The cracking reactions for production of light olefins are highly endothermic, drastically increasing the thermal demand in the reactor, which makes it difficult to meet the energy demand. In conventional catalytic cracking, this thermal demand is supplied by burning the coke that was deposited on the catalyst in the reaction section. The catalyst is burnt with air in a regenerating section at temperatures around 700°C. In this way, its catalytic activity is restored and the heated catalyst can be returned to the reaction section, to supply the heat necessary for the endothermic reactions. The problem of meeting the thermal demand is aggravated if the streams used as feed are formed by light hydrocarbons, such as diesel or naphtha, which usually deposit smaller amounts of coke on the catalyst compared with the heavier feeds such as vacuum gas oils or atmospheric residues. Nevertheless, besides the increase in the heat of reaction, the thermal demand is not met for three main reasons:

1) the actual feed used is not a good precursor for formation of coke, having low Ramsbottom carbon residue,
2) light hydrocarbons are more refractory to cracking, requiring higher reaction temperatures;
3) conventional zeolites ZSM-5 do not produce much deposition of coke on the catalyst and the amount that must be used in the catalytic system is very large.

*DATA EXTRACT*.
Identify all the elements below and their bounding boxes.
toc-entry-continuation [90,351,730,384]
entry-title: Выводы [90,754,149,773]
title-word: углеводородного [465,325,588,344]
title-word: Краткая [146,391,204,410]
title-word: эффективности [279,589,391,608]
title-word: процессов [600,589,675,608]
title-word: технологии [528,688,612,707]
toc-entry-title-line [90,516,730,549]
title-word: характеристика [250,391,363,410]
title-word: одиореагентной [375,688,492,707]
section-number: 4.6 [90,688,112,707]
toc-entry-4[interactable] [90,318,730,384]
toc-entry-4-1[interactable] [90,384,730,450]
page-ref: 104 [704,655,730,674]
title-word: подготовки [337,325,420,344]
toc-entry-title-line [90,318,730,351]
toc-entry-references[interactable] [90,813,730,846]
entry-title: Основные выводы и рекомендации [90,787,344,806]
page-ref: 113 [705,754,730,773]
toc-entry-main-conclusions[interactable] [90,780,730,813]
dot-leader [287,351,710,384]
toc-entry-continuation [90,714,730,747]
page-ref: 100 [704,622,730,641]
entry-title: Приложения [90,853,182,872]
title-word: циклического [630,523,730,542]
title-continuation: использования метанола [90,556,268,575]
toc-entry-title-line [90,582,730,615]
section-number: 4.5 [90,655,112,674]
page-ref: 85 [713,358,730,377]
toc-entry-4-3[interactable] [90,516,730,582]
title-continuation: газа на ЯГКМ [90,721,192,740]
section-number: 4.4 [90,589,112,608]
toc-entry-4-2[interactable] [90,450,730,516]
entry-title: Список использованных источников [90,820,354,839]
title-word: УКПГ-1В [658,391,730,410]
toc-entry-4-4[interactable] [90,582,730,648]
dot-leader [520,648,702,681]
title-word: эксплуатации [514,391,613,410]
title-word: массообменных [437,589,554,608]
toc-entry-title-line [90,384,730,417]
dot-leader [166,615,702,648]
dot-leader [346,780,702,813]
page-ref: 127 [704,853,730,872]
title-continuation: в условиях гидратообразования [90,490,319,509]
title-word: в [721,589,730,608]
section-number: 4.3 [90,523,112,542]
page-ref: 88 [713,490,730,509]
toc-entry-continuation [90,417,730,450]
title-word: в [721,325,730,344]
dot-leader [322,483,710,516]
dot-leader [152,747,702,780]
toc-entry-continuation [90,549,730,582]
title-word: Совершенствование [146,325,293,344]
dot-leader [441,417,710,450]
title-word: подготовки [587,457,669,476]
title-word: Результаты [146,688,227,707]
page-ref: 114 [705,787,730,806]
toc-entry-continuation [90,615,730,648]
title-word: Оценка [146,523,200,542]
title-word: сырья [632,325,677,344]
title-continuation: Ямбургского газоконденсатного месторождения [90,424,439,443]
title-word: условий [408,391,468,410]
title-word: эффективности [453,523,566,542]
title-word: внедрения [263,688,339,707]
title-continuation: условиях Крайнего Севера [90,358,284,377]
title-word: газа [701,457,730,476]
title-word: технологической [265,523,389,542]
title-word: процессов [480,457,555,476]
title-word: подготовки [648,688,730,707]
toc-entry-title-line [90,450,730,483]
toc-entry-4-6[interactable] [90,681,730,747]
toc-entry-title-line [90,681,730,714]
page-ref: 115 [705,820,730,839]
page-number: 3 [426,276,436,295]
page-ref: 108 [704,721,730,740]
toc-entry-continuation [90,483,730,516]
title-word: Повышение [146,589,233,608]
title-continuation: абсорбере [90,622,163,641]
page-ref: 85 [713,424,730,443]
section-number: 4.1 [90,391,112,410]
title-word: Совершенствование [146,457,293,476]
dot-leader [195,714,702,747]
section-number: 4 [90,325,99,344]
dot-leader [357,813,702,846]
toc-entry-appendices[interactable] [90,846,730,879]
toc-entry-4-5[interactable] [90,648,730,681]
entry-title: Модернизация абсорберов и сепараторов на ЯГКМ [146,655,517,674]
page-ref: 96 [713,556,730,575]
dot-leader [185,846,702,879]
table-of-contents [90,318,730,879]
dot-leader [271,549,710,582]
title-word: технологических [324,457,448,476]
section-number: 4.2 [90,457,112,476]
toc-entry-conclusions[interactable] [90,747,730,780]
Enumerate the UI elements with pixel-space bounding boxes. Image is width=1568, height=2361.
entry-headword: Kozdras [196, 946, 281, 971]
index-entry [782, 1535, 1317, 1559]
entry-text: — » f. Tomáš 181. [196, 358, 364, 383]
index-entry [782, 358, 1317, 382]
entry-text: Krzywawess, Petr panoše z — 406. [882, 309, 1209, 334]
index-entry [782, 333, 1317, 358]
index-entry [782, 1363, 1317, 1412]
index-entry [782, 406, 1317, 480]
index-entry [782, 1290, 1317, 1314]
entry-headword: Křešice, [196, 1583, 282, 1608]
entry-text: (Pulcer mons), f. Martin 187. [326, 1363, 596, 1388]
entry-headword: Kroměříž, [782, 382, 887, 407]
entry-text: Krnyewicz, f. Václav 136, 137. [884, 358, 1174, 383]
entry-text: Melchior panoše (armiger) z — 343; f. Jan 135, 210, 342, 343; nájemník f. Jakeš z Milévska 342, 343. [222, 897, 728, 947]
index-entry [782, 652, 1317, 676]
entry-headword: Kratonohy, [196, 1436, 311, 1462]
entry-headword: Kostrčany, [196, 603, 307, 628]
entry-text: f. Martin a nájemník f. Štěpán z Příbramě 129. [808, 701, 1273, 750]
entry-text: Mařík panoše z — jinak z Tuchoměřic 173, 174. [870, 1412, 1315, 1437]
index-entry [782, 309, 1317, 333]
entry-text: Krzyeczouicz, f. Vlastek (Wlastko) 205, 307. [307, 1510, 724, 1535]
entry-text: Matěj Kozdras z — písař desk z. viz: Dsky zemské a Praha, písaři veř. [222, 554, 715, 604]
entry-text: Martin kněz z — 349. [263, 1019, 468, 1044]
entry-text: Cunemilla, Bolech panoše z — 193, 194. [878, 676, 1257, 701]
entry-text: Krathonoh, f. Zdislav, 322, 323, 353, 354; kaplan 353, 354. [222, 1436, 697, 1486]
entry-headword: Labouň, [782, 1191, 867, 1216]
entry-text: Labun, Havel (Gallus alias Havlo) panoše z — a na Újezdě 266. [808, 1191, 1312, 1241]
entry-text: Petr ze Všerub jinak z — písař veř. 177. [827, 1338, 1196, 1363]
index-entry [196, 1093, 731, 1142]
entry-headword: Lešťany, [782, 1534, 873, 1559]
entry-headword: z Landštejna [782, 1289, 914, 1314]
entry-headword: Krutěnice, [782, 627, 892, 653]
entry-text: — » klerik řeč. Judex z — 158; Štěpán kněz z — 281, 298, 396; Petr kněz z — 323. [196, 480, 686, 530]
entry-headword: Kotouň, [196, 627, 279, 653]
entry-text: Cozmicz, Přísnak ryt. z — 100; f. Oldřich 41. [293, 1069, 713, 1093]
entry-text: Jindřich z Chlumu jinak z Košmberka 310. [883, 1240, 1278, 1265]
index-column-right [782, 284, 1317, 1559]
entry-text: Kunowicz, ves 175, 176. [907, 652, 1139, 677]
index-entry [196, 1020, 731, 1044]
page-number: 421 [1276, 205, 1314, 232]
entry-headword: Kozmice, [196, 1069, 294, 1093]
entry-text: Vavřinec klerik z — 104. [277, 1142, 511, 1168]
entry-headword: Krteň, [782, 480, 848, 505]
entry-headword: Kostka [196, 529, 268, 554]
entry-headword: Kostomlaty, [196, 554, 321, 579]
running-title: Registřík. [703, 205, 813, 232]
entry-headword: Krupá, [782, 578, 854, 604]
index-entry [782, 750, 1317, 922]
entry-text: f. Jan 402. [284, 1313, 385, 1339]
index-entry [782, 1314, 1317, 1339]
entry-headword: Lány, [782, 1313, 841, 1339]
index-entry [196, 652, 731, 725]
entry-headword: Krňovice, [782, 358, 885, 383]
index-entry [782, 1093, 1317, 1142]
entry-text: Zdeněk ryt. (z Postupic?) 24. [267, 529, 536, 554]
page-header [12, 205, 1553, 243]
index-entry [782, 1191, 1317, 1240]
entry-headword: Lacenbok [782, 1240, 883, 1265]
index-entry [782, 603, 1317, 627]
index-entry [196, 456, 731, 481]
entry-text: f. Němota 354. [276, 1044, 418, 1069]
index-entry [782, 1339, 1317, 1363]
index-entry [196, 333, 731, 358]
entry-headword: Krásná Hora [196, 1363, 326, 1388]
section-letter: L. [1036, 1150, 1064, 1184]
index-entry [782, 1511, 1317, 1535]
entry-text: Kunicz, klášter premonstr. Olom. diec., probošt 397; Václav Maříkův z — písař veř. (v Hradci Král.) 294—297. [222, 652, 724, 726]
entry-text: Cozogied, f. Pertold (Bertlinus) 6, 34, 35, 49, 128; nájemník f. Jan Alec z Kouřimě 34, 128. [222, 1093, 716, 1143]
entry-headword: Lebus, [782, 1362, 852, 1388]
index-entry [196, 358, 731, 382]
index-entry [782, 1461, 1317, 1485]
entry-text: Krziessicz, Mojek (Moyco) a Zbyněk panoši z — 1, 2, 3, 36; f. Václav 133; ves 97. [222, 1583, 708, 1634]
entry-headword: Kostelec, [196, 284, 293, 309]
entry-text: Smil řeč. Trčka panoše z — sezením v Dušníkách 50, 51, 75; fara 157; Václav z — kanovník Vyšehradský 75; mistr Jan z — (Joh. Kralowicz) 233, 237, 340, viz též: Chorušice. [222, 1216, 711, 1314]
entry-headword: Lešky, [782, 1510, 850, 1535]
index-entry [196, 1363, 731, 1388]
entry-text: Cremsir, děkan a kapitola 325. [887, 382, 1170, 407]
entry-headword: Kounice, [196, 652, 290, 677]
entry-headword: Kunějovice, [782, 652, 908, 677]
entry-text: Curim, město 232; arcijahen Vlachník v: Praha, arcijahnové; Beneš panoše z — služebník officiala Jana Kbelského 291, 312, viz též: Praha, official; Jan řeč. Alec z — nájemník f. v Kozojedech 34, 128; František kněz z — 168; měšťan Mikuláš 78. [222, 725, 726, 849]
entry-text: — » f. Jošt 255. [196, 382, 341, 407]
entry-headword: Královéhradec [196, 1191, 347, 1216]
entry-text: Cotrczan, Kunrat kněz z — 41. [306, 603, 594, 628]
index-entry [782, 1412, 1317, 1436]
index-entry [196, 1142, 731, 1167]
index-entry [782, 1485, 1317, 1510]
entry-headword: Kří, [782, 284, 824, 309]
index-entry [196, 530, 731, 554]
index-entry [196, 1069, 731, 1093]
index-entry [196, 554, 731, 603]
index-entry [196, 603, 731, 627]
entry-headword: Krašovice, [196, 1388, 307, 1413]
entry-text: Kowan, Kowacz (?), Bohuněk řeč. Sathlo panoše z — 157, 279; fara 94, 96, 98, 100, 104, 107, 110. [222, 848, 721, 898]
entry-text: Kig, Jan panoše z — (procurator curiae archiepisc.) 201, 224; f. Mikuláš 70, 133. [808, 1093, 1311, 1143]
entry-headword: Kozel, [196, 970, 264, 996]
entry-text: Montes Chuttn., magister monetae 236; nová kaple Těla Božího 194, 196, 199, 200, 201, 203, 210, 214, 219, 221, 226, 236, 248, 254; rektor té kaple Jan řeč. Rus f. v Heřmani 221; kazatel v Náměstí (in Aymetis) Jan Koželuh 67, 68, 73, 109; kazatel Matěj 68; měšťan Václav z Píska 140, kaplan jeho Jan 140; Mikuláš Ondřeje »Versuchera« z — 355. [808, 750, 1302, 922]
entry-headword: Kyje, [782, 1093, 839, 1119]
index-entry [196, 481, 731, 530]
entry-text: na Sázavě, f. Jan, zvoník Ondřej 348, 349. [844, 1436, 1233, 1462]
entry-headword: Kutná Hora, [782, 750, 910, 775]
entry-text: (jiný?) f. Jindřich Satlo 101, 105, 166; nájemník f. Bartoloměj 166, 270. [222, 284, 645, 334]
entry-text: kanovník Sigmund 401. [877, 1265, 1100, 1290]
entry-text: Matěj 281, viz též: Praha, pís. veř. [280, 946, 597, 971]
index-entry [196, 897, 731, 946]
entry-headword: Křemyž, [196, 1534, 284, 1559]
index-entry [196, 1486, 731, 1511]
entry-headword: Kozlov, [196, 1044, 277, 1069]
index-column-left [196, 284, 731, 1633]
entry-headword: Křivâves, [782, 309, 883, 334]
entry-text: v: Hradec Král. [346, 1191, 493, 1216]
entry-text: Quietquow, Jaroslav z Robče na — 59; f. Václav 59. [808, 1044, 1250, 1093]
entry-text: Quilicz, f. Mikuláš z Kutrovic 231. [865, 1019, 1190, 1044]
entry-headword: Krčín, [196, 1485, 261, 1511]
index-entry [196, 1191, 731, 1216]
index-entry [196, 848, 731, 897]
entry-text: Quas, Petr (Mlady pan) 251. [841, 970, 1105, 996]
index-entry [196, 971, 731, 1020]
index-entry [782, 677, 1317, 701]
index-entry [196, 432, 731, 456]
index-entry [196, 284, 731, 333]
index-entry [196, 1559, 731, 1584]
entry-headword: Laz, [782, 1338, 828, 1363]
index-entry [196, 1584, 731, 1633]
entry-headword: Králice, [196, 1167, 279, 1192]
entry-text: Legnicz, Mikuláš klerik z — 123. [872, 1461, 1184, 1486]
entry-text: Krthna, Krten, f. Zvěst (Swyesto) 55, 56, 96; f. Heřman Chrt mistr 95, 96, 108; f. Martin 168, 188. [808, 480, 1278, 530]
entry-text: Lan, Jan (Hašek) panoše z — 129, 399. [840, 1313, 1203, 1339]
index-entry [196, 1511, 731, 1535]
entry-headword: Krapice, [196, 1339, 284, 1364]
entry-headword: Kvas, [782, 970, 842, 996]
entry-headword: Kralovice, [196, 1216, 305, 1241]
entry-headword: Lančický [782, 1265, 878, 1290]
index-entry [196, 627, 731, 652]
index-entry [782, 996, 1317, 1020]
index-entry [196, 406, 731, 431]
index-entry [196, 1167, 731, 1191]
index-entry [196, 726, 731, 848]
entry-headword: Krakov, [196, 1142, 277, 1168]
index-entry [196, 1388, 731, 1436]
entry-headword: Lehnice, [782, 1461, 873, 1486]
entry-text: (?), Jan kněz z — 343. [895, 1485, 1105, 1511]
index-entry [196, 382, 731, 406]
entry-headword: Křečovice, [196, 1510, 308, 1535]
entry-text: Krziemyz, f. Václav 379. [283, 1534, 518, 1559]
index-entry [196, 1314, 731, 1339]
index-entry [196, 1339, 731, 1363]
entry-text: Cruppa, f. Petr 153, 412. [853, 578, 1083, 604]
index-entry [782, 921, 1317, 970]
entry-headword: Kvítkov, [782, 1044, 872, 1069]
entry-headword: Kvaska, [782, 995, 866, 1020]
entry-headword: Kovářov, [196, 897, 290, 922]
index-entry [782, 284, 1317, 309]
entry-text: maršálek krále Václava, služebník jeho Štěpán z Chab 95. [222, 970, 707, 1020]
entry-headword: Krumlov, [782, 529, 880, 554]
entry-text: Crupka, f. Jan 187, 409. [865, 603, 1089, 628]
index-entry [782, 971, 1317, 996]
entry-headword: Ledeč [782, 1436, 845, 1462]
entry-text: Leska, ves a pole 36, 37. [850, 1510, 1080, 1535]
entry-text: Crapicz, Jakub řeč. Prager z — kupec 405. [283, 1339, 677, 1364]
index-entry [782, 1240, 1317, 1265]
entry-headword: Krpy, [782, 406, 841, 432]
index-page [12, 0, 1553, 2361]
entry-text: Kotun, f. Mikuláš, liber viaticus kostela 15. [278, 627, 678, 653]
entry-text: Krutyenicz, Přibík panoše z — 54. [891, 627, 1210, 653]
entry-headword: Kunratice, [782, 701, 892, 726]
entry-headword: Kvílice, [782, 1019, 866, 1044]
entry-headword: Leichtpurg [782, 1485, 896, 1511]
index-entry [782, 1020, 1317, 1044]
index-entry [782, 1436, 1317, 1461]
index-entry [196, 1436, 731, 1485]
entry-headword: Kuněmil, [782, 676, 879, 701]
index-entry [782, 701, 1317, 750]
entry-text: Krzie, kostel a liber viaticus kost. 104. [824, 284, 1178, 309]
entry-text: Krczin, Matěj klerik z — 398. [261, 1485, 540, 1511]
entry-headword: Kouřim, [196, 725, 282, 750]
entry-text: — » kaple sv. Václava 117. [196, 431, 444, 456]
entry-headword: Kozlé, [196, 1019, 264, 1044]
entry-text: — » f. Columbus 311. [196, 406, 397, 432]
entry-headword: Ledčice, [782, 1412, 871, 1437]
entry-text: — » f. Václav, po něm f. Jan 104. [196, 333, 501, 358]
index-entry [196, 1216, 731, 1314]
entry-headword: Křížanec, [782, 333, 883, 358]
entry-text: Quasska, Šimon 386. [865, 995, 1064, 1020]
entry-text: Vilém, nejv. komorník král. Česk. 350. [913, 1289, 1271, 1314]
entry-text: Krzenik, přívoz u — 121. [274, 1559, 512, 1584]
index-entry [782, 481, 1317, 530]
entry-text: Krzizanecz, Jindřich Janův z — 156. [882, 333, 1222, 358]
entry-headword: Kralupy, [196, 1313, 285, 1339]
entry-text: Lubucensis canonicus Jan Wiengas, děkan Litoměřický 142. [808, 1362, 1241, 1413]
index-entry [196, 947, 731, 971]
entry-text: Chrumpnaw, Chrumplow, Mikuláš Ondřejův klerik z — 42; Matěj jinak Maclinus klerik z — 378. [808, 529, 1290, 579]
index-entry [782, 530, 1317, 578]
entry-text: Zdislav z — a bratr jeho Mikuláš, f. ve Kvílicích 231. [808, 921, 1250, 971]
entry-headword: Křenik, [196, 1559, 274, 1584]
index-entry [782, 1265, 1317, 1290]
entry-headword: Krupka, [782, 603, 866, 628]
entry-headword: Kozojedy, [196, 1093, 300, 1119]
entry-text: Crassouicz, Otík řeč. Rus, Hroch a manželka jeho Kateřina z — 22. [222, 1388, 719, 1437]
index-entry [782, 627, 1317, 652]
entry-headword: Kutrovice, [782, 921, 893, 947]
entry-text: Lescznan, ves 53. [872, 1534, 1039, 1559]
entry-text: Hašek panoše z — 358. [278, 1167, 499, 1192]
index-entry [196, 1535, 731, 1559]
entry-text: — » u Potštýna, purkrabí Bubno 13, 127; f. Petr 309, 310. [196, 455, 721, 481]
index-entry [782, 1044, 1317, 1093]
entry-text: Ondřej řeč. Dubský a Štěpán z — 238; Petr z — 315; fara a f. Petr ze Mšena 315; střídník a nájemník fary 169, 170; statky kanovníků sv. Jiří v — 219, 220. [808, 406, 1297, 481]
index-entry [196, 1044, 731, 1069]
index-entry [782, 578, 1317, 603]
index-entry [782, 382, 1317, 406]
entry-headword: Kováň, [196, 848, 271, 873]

*TASKS*.
1. Quote the passage on catalytic cracking from "1) the actual" to "is very large.".
2. Print the listing from its first line to the line with "title-word: эффективности [279,589,391,608]", inclusive.
The listing is unrelated to the passage on catalytic cracking.

*ANSWERS BY TASK*.
1.
1) the actual feed used is not a good precursor for formation of coke, having low Ramsbottom carbon residue,
2) light hydrocarbons are more refractory to cracking, requiring higher reaction temperatures;
3) conventional zeolites ZSM-5 do not produce much deposition of coke on the catalyst and the amount that must be used in the catalytic system is very large.

2.
Identify all the elements below and their bounding boxes.
toc-entry-continuation [90,351,730,384]
entry-title: Выводы [90,754,149,773]
title-word: углеводородного [465,325,588,344]
title-word: Краткая [146,391,204,410]
title-word: эффективности [279,589,391,608]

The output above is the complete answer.